[Collection entries]

______

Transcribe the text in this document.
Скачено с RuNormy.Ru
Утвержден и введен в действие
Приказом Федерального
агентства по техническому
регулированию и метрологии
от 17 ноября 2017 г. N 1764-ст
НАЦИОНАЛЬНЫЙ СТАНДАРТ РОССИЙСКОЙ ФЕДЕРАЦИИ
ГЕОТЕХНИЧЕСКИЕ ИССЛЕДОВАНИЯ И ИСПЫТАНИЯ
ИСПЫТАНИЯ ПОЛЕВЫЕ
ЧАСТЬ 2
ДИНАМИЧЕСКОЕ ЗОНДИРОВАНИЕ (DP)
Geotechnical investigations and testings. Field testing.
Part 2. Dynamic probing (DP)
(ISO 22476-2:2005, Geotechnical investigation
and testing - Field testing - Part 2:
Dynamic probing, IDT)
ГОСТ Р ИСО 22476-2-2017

______

▶ **TASK OBJECTIVE**:
Repeat the preceding lines exactly, please, every one of them.

▶ **TASK RESULT**:
Transcribe the text in this document.
Скачено с RuNormy.Ru
Утвержден и введен в действие
Приказом Федерального
агентства по техническому
регулированию и метрологии
от 17 ноября 2017 г. N 1764-ст
НАЦИОНАЛЬНЫЙ СТАНДАРТ РОССИЙСКОЙ ФЕДЕРАЦИИ
ГЕОТЕХНИЧЕСКИЕ ИССЛЕДОВАНИЯ И ИСПЫТАНИЯ
ИСПЫТАНИЯ ПОЛЕВЫЕ
ЧАСТЬ 2
ДИНАМИЧЕСКОЕ ЗОНДИРОВАНИЕ (DP)
Geotechnical investigations and testings. Field testing.
Part 2. Dynamic probing (DP)
(ISO 22476-2:2005, Geotechnical investigation
and testing - Field testing - Part 2:
Dynamic probing, IDT)
ГОСТ Р ИСО 22476-2-2017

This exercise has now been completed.